▶ **Written request**: Filter the records and copy each line that contains the word "Keywords".

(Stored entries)
----

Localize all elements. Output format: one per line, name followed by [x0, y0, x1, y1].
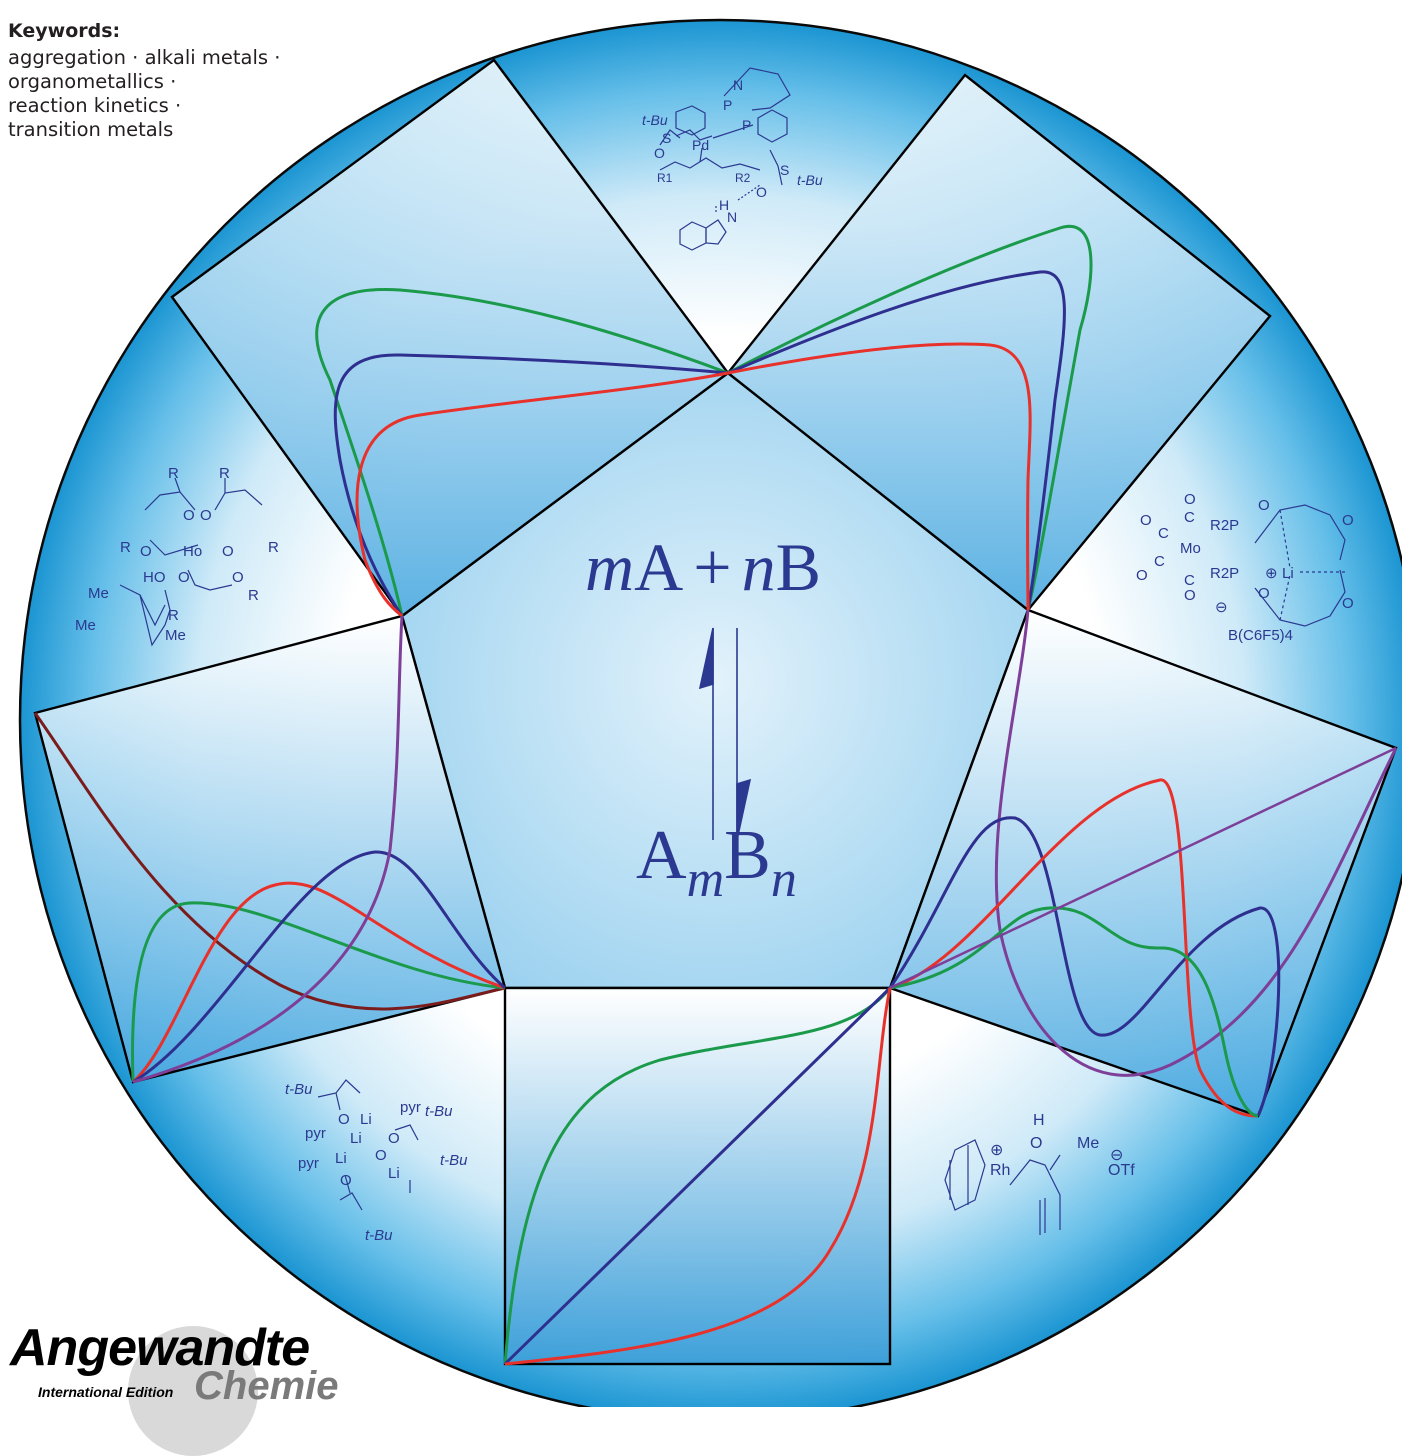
ho-label-o3: O	[140, 543, 152, 560]
rh-label-o: O	[1030, 1135, 1042, 1152]
mo-label-c2: C	[1158, 525, 1169, 542]
keyword-line: reaction kinetics ·	[8, 94, 280, 118]
ho-label-r1: R	[168, 465, 179, 482]
ho-label-hoh: HO	[143, 569, 166, 586]
li-label-o1: O	[338, 1111, 350, 1128]
pd-label-tbu1: t-Bu	[642, 112, 668, 128]
eq-A: A	[634, 529, 683, 605]
pd-label-pd: Pd	[692, 137, 709, 153]
pd-label-p2: P	[723, 97, 732, 113]
ho-label-o2: O	[200, 507, 212, 524]
eq2-A: A	[636, 817, 687, 894]
li-label-o4: O	[340, 1172, 352, 1189]
li-label-tbu1: t-Bu	[285, 1081, 313, 1098]
pd-label-s2: S	[780, 162, 789, 178]
rh-label-plus: ⊕	[990, 1142, 1003, 1159]
ho-label-r4: R	[268, 539, 279, 556]
mo-label-mo: Mo	[1180, 540, 1201, 557]
journal-logo: Angewandte International Edition Chemie	[10, 1318, 310, 1407]
li-label-pyr2: pyr	[305, 1125, 326, 1142]
eq2-m: m	[687, 851, 725, 908]
li-label-o2: O	[388, 1130, 400, 1147]
li-label-li4: Li	[388, 1165, 400, 1182]
rh-label-h: H	[1033, 1112, 1045, 1129]
mo-label-o5: O	[1258, 497, 1270, 514]
cover-artwork: mA + nB AmBn t-Bu S O Pd P P N R1	[0, 0, 1402, 1407]
mo-label-o4: O	[1184, 587, 1196, 604]
svg-text:mA+nB: mA + nB	[585, 529, 821, 605]
li-label-pyr1: pyr	[400, 1099, 421, 1116]
logo-chemie-text: Chemie	[194, 1364, 339, 1409]
ho-label-me2: Me	[75, 617, 96, 634]
mo-label-o2: O	[1140, 512, 1152, 529]
pd-label-s1: S	[662, 130, 671, 146]
li-label-pyr3: pyr	[298, 1155, 319, 1172]
mo-label-minus: ⊖	[1215, 599, 1228, 616]
keywords-heading: Keywords:	[8, 20, 280, 42]
ho-label-me3: Me	[165, 627, 186, 644]
pd-label-r1: R1	[657, 171, 673, 185]
eq2-B: B	[724, 817, 771, 894]
pd-label-o1: O	[654, 145, 665, 161]
mo-label-o3: O	[1136, 567, 1148, 584]
mo-label-o8: O	[1342, 595, 1354, 612]
ho-label-o5: O	[178, 569, 190, 586]
mo-label-li: Li	[1282, 565, 1294, 582]
eq-B: B	[776, 529, 821, 605]
eq-plus: +	[693, 529, 731, 605]
ho-label-o1: O	[183, 507, 195, 524]
li-label-li2: Li	[350, 1130, 362, 1147]
eq-n: n	[742, 529, 776, 605]
mo-label-borate: B(C6F5)4	[1228, 627, 1293, 644]
ho-label-ho: Ho	[183, 543, 202, 560]
pd-label-r2: R2	[735, 171, 751, 185]
keywords-block: Keywords: aggregation · alkali metals · …	[8, 20, 280, 142]
pd-label-o2: O	[756, 184, 767, 200]
li-label-tbu3: t-Bu	[440, 1152, 468, 1169]
eq2-n: n	[771, 851, 797, 908]
rh-label-rh: Rh	[990, 1162, 1010, 1179]
rh-label-me: Me	[1077, 1135, 1099, 1152]
logo-sub-text: International Edition	[38, 1384, 173, 1400]
mo-label-r2p1: R2P	[1210, 517, 1239, 534]
mo-label-o7: O	[1342, 512, 1354, 529]
mo-label-c3: C	[1154, 553, 1165, 570]
ho-label-o4: O	[222, 543, 234, 560]
keyword-line: transition metals	[8, 118, 280, 142]
pd-label-p1: P	[742, 117, 751, 133]
mo-label-o6: O	[1258, 585, 1270, 602]
mo-label-o1: O	[1184, 491, 1196, 508]
mo-label-plus: ⊕	[1265, 565, 1278, 582]
ho-label-r5: R	[248, 587, 259, 604]
eq-m: m	[585, 529, 634, 605]
ho-label-r6: R	[168, 607, 179, 624]
pd-label-tbu2: t-Bu	[797, 172, 823, 188]
ho-label-me1: Me	[88, 585, 109, 602]
keyword-line: aggregation · alkali metals ·	[8, 46, 280, 70]
li-label-tbu4: t-Bu	[365, 1227, 393, 1244]
pd-label-n2: N	[727, 209, 737, 225]
li-label-li1: Li	[360, 1111, 372, 1128]
pd-label-n1: N	[733, 77, 743, 93]
keyword-line: organometallics ·	[8, 70, 280, 94]
ho-label-r3: R	[120, 539, 131, 556]
rh-label-otf: OTf	[1108, 1162, 1135, 1179]
li-label-tbu2: t-Bu	[425, 1103, 453, 1120]
ho-label-r2: R	[219, 465, 230, 482]
mo-label-r2p2: R2P	[1210, 565, 1239, 582]
li-label-li3: Li	[335, 1150, 347, 1167]
ho-label-o6: O	[232, 569, 244, 586]
mo-label-c1: C	[1184, 509, 1195, 526]
li-label-o3: O	[375, 1147, 387, 1164]
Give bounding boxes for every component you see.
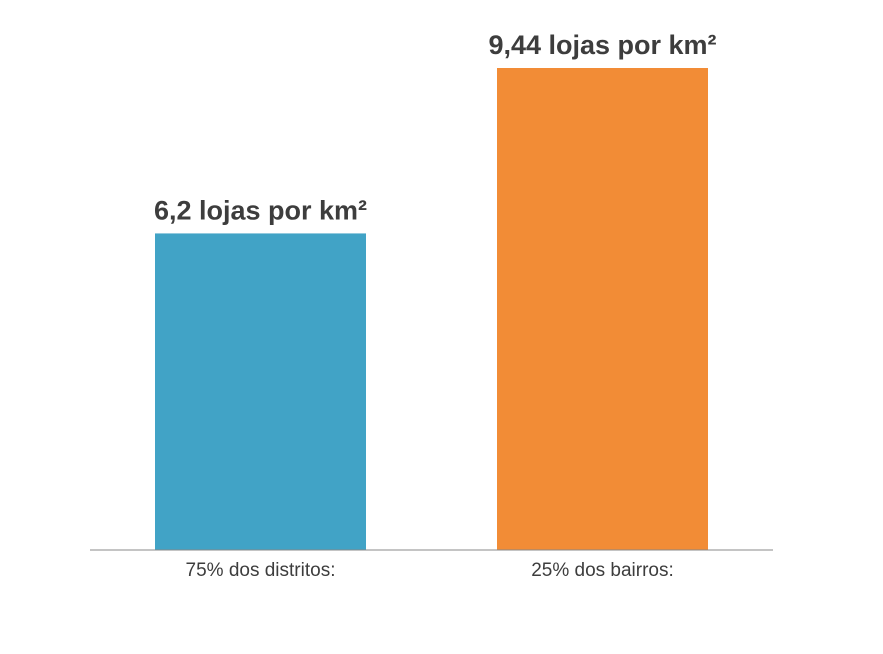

----

▶ **Output below**:
keywords-heading: Keywords:	[8, 20, 280, 42]
keywords-block: Keywords: aggregation · alkali metals · …	[8, 20, 280, 142]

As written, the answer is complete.